# Instruction
Retype the whole listing verbatim and keep the pictures out of it.

━━━━━━━━━━━━━━━━

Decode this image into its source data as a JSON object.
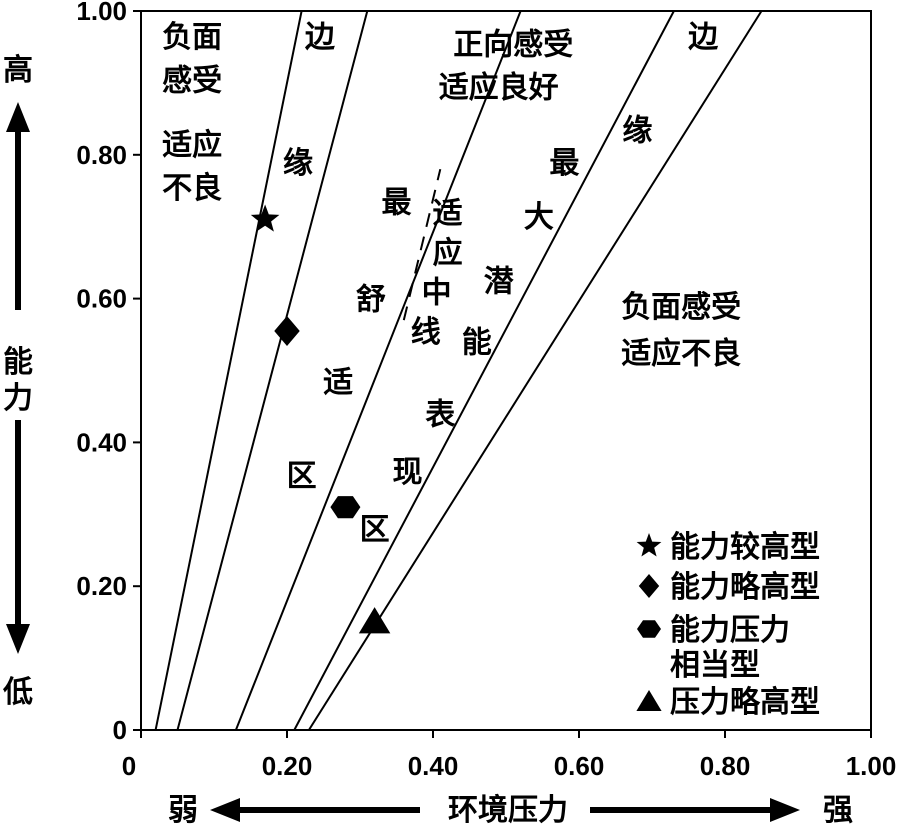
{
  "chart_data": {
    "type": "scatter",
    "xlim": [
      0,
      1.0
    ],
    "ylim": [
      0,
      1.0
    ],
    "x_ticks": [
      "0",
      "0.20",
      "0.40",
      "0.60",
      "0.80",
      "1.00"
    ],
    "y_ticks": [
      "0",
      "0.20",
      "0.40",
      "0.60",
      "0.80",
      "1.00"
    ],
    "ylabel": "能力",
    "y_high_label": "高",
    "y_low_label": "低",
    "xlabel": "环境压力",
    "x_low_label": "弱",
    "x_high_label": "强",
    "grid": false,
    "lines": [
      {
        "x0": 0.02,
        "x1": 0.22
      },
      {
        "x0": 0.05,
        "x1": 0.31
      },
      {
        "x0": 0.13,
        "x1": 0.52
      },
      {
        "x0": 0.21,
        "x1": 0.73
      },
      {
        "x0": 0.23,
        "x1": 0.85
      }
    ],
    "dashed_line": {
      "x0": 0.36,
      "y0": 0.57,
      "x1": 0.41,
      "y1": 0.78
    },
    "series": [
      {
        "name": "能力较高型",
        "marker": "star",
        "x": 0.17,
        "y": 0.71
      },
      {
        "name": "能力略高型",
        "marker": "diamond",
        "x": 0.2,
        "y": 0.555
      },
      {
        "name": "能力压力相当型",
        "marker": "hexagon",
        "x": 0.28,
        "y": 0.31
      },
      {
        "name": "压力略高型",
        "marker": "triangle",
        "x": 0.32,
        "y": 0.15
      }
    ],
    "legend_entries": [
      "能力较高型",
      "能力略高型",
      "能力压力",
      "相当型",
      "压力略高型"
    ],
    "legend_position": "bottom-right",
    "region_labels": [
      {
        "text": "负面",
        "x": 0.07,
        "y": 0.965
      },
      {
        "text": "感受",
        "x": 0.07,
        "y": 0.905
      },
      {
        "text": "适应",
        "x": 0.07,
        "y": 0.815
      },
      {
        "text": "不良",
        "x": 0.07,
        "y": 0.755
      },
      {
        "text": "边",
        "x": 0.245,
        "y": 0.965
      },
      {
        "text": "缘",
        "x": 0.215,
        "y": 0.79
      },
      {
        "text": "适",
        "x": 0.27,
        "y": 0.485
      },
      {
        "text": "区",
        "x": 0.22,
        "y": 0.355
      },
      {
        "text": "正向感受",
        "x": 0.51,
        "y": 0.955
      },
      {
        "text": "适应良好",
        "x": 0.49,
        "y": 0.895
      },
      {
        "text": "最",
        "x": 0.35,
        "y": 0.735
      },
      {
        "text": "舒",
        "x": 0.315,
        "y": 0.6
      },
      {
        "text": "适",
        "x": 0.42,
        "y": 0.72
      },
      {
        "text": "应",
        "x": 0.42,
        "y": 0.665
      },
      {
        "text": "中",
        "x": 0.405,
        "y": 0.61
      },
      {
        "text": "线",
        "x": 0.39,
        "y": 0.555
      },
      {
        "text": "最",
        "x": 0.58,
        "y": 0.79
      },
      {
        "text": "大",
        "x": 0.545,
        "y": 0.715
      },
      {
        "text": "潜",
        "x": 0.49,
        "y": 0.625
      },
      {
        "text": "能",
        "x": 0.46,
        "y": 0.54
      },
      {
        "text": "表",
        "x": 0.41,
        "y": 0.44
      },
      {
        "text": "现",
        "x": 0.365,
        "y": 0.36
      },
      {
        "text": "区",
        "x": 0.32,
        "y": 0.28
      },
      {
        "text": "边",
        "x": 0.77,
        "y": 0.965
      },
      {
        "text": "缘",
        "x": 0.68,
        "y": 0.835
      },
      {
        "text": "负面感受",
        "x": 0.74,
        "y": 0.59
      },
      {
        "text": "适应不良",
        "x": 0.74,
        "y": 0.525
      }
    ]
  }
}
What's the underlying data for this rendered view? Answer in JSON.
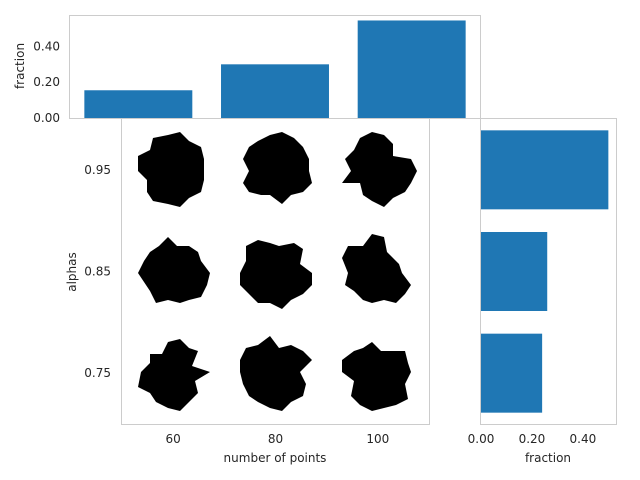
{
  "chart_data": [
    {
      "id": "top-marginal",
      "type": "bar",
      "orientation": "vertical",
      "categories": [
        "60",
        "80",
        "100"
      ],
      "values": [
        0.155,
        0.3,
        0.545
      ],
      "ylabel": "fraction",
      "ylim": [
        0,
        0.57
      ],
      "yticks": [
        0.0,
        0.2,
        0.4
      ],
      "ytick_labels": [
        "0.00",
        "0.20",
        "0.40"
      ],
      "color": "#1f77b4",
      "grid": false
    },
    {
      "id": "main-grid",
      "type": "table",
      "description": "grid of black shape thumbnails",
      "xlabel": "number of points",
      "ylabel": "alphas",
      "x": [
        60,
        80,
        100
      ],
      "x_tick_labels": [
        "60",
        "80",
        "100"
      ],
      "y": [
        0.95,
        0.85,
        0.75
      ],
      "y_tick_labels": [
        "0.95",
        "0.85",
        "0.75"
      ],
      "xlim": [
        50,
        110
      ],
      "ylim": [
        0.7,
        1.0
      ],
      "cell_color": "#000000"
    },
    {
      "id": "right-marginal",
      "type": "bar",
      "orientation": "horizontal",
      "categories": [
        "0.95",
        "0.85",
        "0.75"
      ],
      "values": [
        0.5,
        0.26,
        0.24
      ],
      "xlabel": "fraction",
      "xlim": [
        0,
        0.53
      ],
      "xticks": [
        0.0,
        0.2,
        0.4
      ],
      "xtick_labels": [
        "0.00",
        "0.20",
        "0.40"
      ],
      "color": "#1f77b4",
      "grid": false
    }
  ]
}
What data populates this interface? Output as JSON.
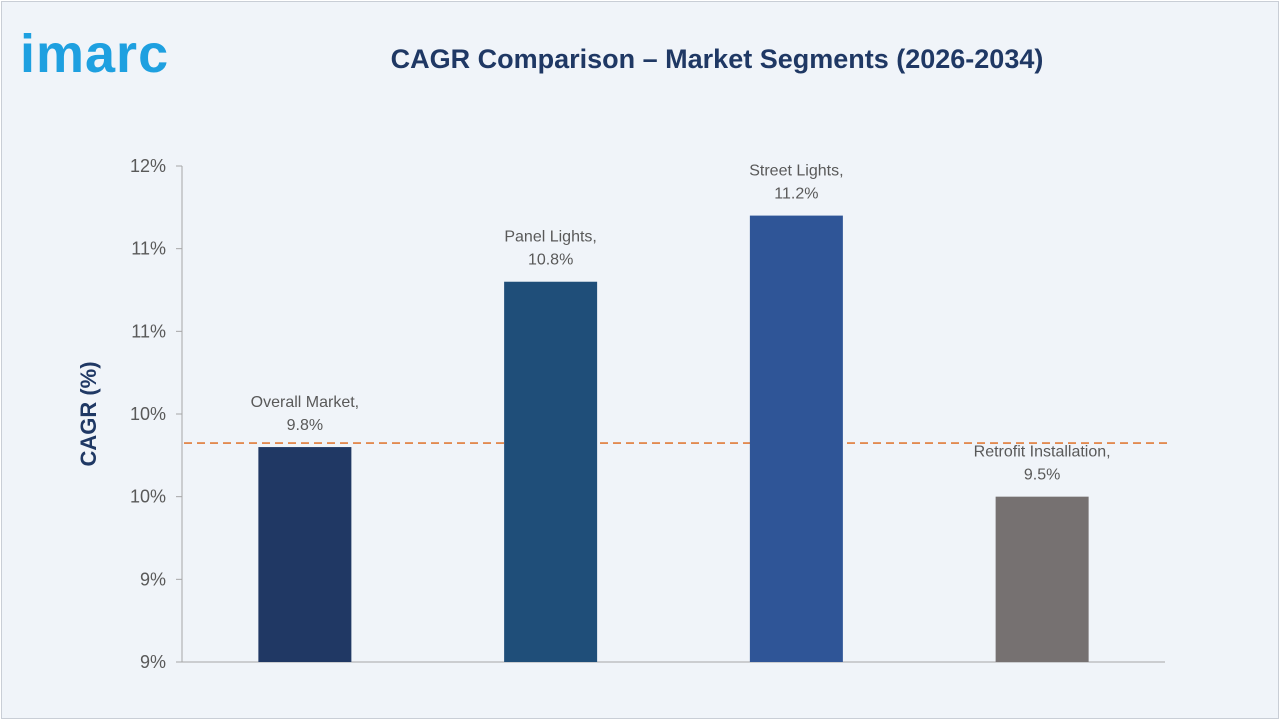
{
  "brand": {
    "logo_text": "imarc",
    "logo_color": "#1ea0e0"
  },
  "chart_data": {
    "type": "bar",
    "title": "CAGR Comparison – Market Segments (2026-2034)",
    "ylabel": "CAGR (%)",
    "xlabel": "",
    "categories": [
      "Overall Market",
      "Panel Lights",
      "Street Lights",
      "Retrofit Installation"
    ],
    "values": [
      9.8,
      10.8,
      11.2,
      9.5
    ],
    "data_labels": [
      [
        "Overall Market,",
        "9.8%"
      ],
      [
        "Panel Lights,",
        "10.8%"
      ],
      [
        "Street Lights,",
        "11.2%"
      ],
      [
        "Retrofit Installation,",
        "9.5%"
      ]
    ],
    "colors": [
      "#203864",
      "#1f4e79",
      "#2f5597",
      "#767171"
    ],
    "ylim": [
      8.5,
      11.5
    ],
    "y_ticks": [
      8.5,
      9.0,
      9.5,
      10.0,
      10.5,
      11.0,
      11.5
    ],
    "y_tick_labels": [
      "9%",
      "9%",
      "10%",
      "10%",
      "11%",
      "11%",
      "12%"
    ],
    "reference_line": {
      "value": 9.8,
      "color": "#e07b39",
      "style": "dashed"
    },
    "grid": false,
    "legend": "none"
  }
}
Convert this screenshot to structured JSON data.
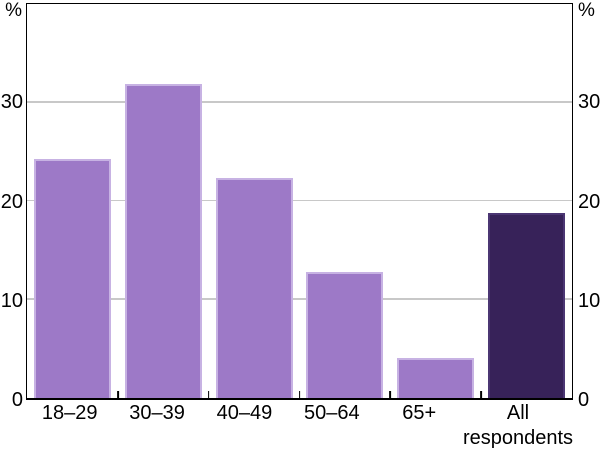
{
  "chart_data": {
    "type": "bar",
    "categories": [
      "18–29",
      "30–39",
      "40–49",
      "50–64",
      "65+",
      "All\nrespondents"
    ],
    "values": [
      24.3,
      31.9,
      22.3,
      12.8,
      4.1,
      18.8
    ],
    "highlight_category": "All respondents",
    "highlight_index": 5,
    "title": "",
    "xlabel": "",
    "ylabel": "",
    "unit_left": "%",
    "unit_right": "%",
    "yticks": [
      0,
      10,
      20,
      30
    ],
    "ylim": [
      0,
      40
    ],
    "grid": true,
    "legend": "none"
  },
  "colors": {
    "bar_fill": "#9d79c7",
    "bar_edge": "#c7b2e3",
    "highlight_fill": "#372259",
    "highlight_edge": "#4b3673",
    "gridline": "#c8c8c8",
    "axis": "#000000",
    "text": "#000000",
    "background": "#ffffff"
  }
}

━━━━━━━━━━━━━━━━

# Result
Decode this image into its source data as a JSON object.
{
  "chart_data": {
    "type": "scatter",
    "xlim": [
      0,
      1.0
    ],
    "ylim": [
      0,
      1.0
    ],
    "x_ticks": [
      "0",
      "0.20",
      "0.40",
      "0.60",
      "0.80",
      "1.00"
    ],
    "y_ticks": [
      "0",
      "0.20",
      "0.40",
      "0.60",
      "0.80",
      "1.00"
    ],
    "ylabel": "能力",
    "y_high_label": "高",
    "y_low_label": "低",
    "xlabel": "环境压力",
    "x_low_label": "弱",
    "x_high_label": "强",
    "grid": false,
    "lines": [
      {
        "x0": 0.02,
        "x1": 0.22
      },
      {
        "x0": 0.05,
        "x1": 0.31
      },
      {
        "x0": 0.13,
        "x1": 0.52
      },
      {
        "x0": 0.21,
        "x1": 0.73
      },
      {
        "x0": 0.23,
        "x1": 0.85
      }
    ],
    "dashed_line": {
      "x0": 0.36,
      "y0": 0.57,
      "x1": 0.41,
      "y1": 0.78
    },
    "series": [
      {
        "name": "能力较高型",
        "marker": "star",
        "x": 0.17,
        "y": 0.71
      },
      {
        "name": "能力略高型",
        "marker": "diamond",
        "x": 0.2,
        "y": 0.555
      },
      {
        "name": "能力压力相当型",
        "marker": "hexagon",
        "x": 0.28,
        "y": 0.31
      },
      {
        "name": "压力略高型",
        "marker": "triangle",
        "x": 0.32,
        "y": 0.15
      }
    ],
    "legend_entries": [
      "能力较高型",
      "能力略高型",
      "能力压力",
      "相当型",
      "压力略高型"
    ],
    "legend_position": "bottom-right",
    "region_labels": [
      {
        "text": "负面",
        "x": 0.07,
        "y": 0.965
      },
      {
        "text": "感受",
        "x": 0.07,
        "y": 0.905
      },
      {
        "text": "适应",
        "x": 0.07,
        "y": 0.815
      },
      {
        "text": "不良",
        "x": 0.07,
        "y": 0.755
      },
      {
        "text": "边",
        "x": 0.245,
        "y": 0.965
      },
      {
        "text": "缘",
        "x": 0.215,
        "y": 0.79
      },
      {
        "text": "适",
        "x": 0.27,
        "y": 0.485
      },
      {
        "text": "区",
        "x": 0.22,
        "y": 0.355
      },
      {
        "text": "正向感受",
        "x": 0.51,
        "y": 0.955
      },
      {
        "text": "适应良好",
        "x": 0.49,
        "y": 0.895
      },
      {
        "text": "最",
        "x": 0.35,
        "y": 0.735
      },
      {
        "text": "舒",
        "x": 0.315,
        "y": 0.6
      },
      {
        "text": "适",
        "x": 0.42,
        "y": 0.72
      },
      {
        "text": "应",
        "x": 0.42,
        "y": 0.665
      },
      {
        "text": "中",
        "x": 0.405,
        "y": 0.61
      },
      {
        "text": "线",
        "x": 0.39,
        "y": 0.555
      },
      {
        "text": "最",
        "x": 0.58,
        "y": 0.79
      },
      {
        "text": "大",
        "x": 0.545,
        "y": 0.715
      },
      {
        "text": "潜",
        "x": 0.49,
        "y": 0.625
      },
      {
        "text": "能",
        "x": 0.46,
        "y": 0.54
      },
      {
        "text": "表",
        "x": 0.41,
        "y": 0.44
      },
      {
        "text": "现",
        "x": 0.365,
        "y": 0.36
      },
      {
        "text": "区",
        "x": 0.32,
        "y": 0.28
      },
      {
        "text": "边",
        "x": 0.77,
        "y": 0.965
      },
      {
        "text": "缘",
        "x": 0.68,
        "y": 0.835
      },
      {
        "text": "负面感受",
        "x": 0.74,
        "y": 0.59
      },
      {
        "text": "适应不良",
        "x": 0.74,
        "y": 0.525
      }
    ]
  }
}
What's the underlying data for this rendered view? Answer in JSON.
{
  "chart_data": [
    {
      "id": "top-marginal",
      "type": "bar",
      "orientation": "vertical",
      "categories": [
        "60",
        "80",
        "100"
      ],
      "values": [
        0.155,
        0.3,
        0.545
      ],
      "ylabel": "fraction",
      "ylim": [
        0,
        0.57
      ],
      "yticks": [
        0.0,
        0.2,
        0.4
      ],
      "ytick_labels": [
        "0.00",
        "0.20",
        "0.40"
      ],
      "color": "#1f77b4",
      "grid": false
    },
    {
      "id": "main-grid",
      "type": "table",
      "description": "grid of black shape thumbnails",
      "xlabel": "number of points",
      "ylabel": "alphas",
      "x": [
        60,
        80,
        100
      ],
      "x_tick_labels": [
        "60",
        "80",
        "100"
      ],
      "y": [
        0.95,
        0.85,
        0.75
      ],
      "y_tick_labels": [
        "0.95",
        "0.85",
        "0.75"
      ],
      "xlim": [
        50,
        110
      ],
      "ylim": [
        0.7,
        1.0
      ],
      "cell_color": "#000000"
    },
    {
      "id": "right-marginal",
      "type": "bar",
      "orientation": "horizontal",
      "categories": [
        "0.95",
        "0.85",
        "0.75"
      ],
      "values": [
        0.5,
        0.26,
        0.24
      ],
      "xlabel": "fraction",
      "xlim": [
        0,
        0.53
      ],
      "xticks": [
        0.0,
        0.2,
        0.4
      ],
      "xtick_labels": [
        "0.00",
        "0.20",
        "0.40"
      ],
      "color": "#1f77b4",
      "grid": false
    }
  ]
}
What data populates this interface? Output as JSON.
{
  "brand": {
    "logo_text": "imarc",
    "logo_color": "#1ea0e0"
  },
  "chart_data": {
    "type": "bar",
    "title": "CAGR Comparison – Market Segments (2026-2034)",
    "ylabel": "CAGR (%)",
    "xlabel": "",
    "categories": [
      "Overall Market",
      "Panel Lights",
      "Street Lights",
      "Retrofit Installation"
    ],
    "values": [
      9.8,
      10.8,
      11.2,
      9.5
    ],
    "data_labels": [
      [
        "Overall Market,",
        "9.8%"
      ],
      [
        "Panel Lights,",
        "10.8%"
      ],
      [
        "Street Lights,",
        "11.2%"
      ],
      [
        "Retrofit Installation,",
        "9.5%"
      ]
    ],
    "colors": [
      "#203864",
      "#1f4e79",
      "#2f5597",
      "#767171"
    ],
    "ylim": [
      8.5,
      11.5
    ],
    "y_ticks": [
      8.5,
      9.0,
      9.5,
      10.0,
      10.5,
      11.0,
      11.5
    ],
    "y_tick_labels": [
      "9%",
      "9%",
      "10%",
      "10%",
      "11%",
      "11%",
      "12%"
    ],
    "reference_line": {
      "value": 9.8,
      "color": "#e07b39",
      "style": "dashed"
    },
    "grid": false,
    "legend": "none"
  }
}
Convert this screenshot to structured JSON data.
{
  "chart_data": {
    "type": "bar",
    "categories": [
      "18–29",
      "30–39",
      "40–49",
      "50–64",
      "65+",
      "All\nrespondents"
    ],
    "values": [
      24.3,
      31.9,
      22.3,
      12.8,
      4.1,
      18.8
    ],
    "highlight_category": "All respondents",
    "highlight_index": 5,
    "title": "",
    "xlabel": "",
    "ylabel": "",
    "unit_left": "%",
    "unit_right": "%",
    "yticks": [
      0,
      10,
      20,
      30
    ],
    "ylim": [
      0,
      40
    ],
    "grid": true,
    "legend": "none"
  },
  "colors": {
    "bar_fill": "#9d79c7",
    "bar_edge": "#c7b2e3",
    "highlight_fill": "#372259",
    "highlight_edge": "#4b3673",
    "gridline": "#c8c8c8",
    "axis": "#000000",
    "text": "#000000",
    "background": "#ffffff"
  }
}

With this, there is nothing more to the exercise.